• **Data rows**:
---

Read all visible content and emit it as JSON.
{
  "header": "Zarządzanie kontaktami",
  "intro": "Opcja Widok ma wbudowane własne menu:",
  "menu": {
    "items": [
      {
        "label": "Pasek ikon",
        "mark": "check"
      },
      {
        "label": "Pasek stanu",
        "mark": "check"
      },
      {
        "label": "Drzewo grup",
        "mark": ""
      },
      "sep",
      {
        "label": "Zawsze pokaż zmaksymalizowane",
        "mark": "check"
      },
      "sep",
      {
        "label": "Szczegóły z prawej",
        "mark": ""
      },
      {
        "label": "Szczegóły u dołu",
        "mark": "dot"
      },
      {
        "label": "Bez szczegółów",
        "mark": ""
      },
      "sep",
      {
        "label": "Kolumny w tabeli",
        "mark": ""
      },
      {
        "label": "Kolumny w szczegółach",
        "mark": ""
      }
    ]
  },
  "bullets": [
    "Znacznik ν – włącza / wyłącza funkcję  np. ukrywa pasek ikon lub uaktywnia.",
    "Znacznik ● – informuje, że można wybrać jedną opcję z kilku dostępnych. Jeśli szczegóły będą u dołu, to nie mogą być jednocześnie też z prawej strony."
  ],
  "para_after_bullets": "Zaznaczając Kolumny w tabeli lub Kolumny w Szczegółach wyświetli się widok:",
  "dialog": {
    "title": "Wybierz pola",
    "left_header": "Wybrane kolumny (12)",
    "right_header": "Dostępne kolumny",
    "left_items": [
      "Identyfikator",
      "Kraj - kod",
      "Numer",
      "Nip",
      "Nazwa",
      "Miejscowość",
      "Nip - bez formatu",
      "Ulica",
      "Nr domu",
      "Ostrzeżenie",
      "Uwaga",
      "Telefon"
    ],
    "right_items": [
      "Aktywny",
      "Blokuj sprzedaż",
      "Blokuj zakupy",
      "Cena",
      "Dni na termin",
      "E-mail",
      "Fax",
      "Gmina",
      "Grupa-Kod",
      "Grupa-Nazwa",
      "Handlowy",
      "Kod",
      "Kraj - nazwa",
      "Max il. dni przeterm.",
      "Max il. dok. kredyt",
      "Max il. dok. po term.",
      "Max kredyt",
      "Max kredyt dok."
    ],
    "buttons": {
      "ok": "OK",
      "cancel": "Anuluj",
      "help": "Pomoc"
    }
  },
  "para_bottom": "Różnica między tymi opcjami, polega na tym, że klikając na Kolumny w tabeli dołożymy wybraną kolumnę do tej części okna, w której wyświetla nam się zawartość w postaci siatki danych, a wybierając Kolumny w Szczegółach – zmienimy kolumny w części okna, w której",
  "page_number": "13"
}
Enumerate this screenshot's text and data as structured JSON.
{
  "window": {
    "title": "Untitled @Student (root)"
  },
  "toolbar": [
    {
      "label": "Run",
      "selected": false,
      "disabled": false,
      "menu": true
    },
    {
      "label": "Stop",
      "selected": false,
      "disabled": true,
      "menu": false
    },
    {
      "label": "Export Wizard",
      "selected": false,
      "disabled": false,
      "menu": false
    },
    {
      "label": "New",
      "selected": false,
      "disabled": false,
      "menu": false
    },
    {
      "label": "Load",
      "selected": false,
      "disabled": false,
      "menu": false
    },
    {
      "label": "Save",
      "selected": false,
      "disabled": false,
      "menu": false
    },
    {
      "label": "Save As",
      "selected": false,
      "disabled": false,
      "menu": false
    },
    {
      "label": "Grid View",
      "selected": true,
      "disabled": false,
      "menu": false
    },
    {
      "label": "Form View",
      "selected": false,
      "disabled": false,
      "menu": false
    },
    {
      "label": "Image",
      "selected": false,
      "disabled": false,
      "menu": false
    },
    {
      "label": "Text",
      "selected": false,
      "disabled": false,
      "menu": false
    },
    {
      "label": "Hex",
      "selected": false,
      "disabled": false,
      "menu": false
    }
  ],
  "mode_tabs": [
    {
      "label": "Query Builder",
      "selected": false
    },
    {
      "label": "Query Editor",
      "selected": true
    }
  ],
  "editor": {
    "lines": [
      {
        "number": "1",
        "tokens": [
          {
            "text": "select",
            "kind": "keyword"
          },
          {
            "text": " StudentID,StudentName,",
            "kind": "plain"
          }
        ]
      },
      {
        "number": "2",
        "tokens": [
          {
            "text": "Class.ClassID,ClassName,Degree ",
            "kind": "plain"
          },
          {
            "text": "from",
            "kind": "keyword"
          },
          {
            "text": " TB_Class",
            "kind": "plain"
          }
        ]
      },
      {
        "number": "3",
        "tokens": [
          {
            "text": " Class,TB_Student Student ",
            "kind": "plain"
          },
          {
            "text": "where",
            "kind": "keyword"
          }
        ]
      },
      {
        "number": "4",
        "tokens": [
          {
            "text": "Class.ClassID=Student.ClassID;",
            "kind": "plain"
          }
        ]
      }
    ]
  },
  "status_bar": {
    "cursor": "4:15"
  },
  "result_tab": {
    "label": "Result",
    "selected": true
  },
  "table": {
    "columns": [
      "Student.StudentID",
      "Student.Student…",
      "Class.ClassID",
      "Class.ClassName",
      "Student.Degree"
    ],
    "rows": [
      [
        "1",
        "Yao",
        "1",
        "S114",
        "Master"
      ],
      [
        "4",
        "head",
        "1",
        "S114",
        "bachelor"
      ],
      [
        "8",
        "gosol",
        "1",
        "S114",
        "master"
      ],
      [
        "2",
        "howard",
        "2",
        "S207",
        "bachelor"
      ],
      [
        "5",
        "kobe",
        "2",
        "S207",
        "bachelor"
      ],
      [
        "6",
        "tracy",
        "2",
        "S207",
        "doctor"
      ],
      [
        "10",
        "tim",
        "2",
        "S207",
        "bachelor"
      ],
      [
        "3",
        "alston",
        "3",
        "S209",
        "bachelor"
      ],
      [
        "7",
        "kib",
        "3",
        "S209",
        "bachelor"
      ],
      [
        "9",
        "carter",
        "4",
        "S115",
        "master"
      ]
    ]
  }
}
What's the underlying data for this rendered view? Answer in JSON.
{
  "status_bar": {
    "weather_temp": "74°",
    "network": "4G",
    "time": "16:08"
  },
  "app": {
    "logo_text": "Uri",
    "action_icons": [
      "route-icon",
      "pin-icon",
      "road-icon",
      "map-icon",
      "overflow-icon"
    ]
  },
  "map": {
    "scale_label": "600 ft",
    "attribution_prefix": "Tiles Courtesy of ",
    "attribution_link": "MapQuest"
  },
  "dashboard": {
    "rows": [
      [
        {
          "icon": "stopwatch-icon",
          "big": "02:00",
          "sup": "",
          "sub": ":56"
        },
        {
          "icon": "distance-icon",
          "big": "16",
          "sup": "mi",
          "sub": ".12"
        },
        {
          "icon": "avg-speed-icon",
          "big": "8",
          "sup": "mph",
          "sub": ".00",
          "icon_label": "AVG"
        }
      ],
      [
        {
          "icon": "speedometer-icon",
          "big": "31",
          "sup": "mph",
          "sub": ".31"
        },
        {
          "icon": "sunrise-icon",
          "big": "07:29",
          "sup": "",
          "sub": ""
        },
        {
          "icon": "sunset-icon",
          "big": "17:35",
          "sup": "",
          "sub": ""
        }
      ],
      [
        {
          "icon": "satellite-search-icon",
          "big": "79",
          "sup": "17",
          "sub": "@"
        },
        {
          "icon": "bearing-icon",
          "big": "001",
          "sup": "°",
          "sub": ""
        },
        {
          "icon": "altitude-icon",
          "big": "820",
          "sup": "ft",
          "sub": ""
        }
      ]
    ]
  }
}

---

• **Instructions for the task**:
Give all of the entries again, word for word.

• **Exercise output**:
Read all visible content and emit it as JSON.
{
  "header": "Zarządzanie kontaktami",
  "intro": "Opcja Widok ma wbudowane własne menu:",
  "menu": {
    "items": [
      {
        "label": "Pasek ikon",
        "mark": "check"
      },
      {
        "label": "Pasek stanu",
        "mark": "check"
      },
      {
        "label": "Drzewo grup",
        "mark": ""
      },
      "sep",
      {
        "label": "Zawsze pokaż zmaksymalizowane",
        "mark": "check"
      },
      "sep",
      {
        "label": "Szczegóły z prawej",
        "mark": ""
      },
      {
        "label": "Szczegóły u dołu",
        "mark": "dot"
      },
      {
        "label": "Bez szczegółów",
        "mark": ""
      },
      "sep",
      {
        "label": "Kolumny w tabeli",
        "mark": ""
      },
      {
        "label": "Kolumny w szczegółach",
        "mark": ""
      }
    ]
  },
  "bullets": [
    "Znacznik ν – włącza / wyłącza funkcję  np. ukrywa pasek ikon lub uaktywnia.",
    "Znacznik ● – informuje, że można wybrać jedną opcję z kilku dostępnych. Jeśli szczegóły będą u dołu, to nie mogą być jednocześnie też z prawej strony."
  ],
  "para_after_bullets": "Zaznaczając Kolumny w tabeli lub Kolumny w Szczegółach wyświetli się widok:",
  "dialog": {
    "title": "Wybierz pola",
    "left_header": "Wybrane kolumny (12)",
    "right_header": "Dostępne kolumny",
    "left_items": [
      "Identyfikator",
      "Kraj - kod",
      "Numer",
      "Nip",
      "Nazwa",
      "Miejscowość",
      "Nip - bez formatu",
      "Ulica",
      "Nr domu",
      "Ostrzeżenie",
      "Uwaga",
      "Telefon"
    ],
    "right_items": [
      "Aktywny",
      "Blokuj sprzedaż",
      "Blokuj zakupy",
      "Cena",
      "Dni na termin",
      "E-mail",
      "Fax",
      "Gmina",
      "Grupa-Kod",
      "Grupa-Nazwa",
      "Handlowy",
      "Kod",
      "Kraj - nazwa",
      "Max il. dni przeterm.",
      "Max il. dok. kredyt",
      "Max il. dok. po term.",
      "Max kredyt",
      "Max kredyt dok."
    ],
    "buttons": {
      "ok": "OK",
      "cancel": "Anuluj",
      "help": "Pomoc"
    }
  },
  "para_bottom": "Różnica między tymi opcjami, polega na tym, że klikając na Kolumny w tabeli dołożymy wybraną kolumnę do tej części okna, w której wyświetla nam się zawartość w postaci siatki danych, a wybierając Kolumny w Szczegółach – zmienimy kolumny w części okna, w której",
  "page_number": "13"
}
Enumerate this screenshot's text and data as structured JSON.
{
  "window": {
    "title": "Untitled @Student (root)"
  },
  "toolbar": [
    {
      "label": "Run",
      "selected": false,
      "disabled": false,
      "menu": true
    },
    {
      "label": "Stop",
      "selected": false,
      "disabled": true,
      "menu": false
    },
    {
      "label": "Export Wizard",
      "selected": false,
      "disabled": false,
      "menu": false
    },
    {
      "label": "New",
      "selected": false,
      "disabled": false,
      "menu": false
    },
    {
      "label": "Load",
      "selected": false,
      "disabled": false,
      "menu": false
    },
    {
      "label": "Save",
      "selected": false,
      "disabled": false,
      "menu": false
    },
    {
      "label": "Save As",
      "selected": false,
      "disabled": false,
      "menu": false
    },
    {
      "label": "Grid View",
      "selected": true,
      "disabled": false,
      "menu": false
    },
    {
      "label": "Form View",
      "selected": false,
      "disabled": false,
      "menu": false
    },
    {
      "label": "Image",
      "selected": false,
      "disabled": false,
      "menu": false
    },
    {
      "label": "Text",
      "selected": false,
      "disabled": false,
      "menu": false
    },
    {
      "label": "Hex",
      "selected": false,
      "disabled": false,
      "menu": false
    }
  ],
  "mode_tabs": [
    {
      "label": "Query Builder",
      "selected": false
    },
    {
      "label": "Query Editor",
      "selected": true
    }
  ],
  "editor": {
    "lines": [
      {
        "number": "1",
        "tokens": [
          {
            "text": "select",
            "kind": "keyword"
          },
          {
            "text": " StudentID,StudentName,",
            "kind": "plain"
          }
        ]
      },
      {
        "number": "2",
        "tokens": [
          {
            "text": "Class.ClassID,ClassName,Degree ",
            "kind": "plain"
          },
          {
            "text": "from",
            "kind": "keyword"
          },
          {
            "text": " TB_Class",
            "kind": "plain"
          }
        ]
      },
      {
        "number": "3",
        "tokens": [
          {
            "text": " Class,TB_Student Student ",
            "kind": "plain"
          },
          {
            "text": "where",
            "kind": "keyword"
          }
        ]
      },
      {
        "number": "4",
        "tokens": [
          {
            "text": "Class.ClassID=Student.ClassID;",
            "kind": "plain"
          }
        ]
      }
    ]
  },
  "status_bar": {
    "cursor": "4:15"
  },
  "result_tab": {
    "label": "Result",
    "selected": true
  },
  "table": {
    "columns": [
      "Student.StudentID",
      "Student.Student…",
      "Class.ClassID",
      "Class.ClassName",
      "Student.Degree"
    ],
    "rows": [
      [
        "1",
        "Yao",
        "1",
        "S114",
        "Master"
      ],
      [
        "4",
        "head",
        "1",
        "S114",
        "bachelor"
      ],
      [
        "8",
        "gosol",
        "1",
        "S114",
        "master"
      ],
      [
        "2",
        "howard",
        "2",
        "S207",
        "bachelor"
      ],
      [
        "5",
        "kobe",
        "2",
        "S207",
        "bachelor"
      ],
      [
        "6",
        "tracy",
        "2",
        "S207",
        "doctor"
      ],
      [
        "10",
        "tim",
        "2",
        "S207",
        "bachelor"
      ],
      [
        "3",
        "alston",
        "3",
        "S209",
        "bachelor"
      ],
      [
        "7",
        "kib",
        "3",
        "S209",
        "bachelor"
      ],
      [
        "9",
        "carter",
        "4",
        "S115",
        "master"
      ]
    ]
  }
}
What's the underlying data for this rendered view? Answer in JSON.
{
  "status_bar": {
    "weather_temp": "74°",
    "network": "4G",
    "time": "16:08"
  },
  "app": {
    "logo_text": "Uri",
    "action_icons": [
      "route-icon",
      "pin-icon",
      "road-icon",
      "map-icon",
      "overflow-icon"
    ]
  },
  "map": {
    "scale_label": "600 ft",
    "attribution_prefix": "Tiles Courtesy of ",
    "attribution_link": "MapQuest"
  },
  "dashboard": {
    "rows": [
      [
        {
          "icon": "stopwatch-icon",
          "big": "02:00",
          "sup": "",
          "sub": ":56"
        },
        {
          "icon": "distance-icon",
          "big": "16",
          "sup": "mi",
          "sub": ".12"
        },
        {
          "icon": "avg-speed-icon",
          "big": "8",
          "sup": "mph",
          "sub": ".00",
          "icon_label": "AVG"
        }
      ],
      [
        {
          "icon": "speedometer-icon",
          "big": "31",
          "sup": "mph",
          "sub": ".31"
        },
        {
          "icon": "sunrise-icon",
          "big": "07:29",
          "sup": "",
          "sub": ""
        },
        {
          "icon": "sunset-icon",
          "big": "17:35",
          "sup": "",
          "sub": ""
        }
      ],
      [
        {
          "icon": "satellite-search-icon",
          "big": "79",
          "sup": "17",
          "sub": "@"
        },
        {
          "icon": "bearing-icon",
          "big": "001",
          "sup": "°",
          "sub": ""
        },
        {
          "icon": "altitude-icon",
          "big": "820",
          "sup": "ft",
          "sub": ""
        }
      ]
    ]
  }
}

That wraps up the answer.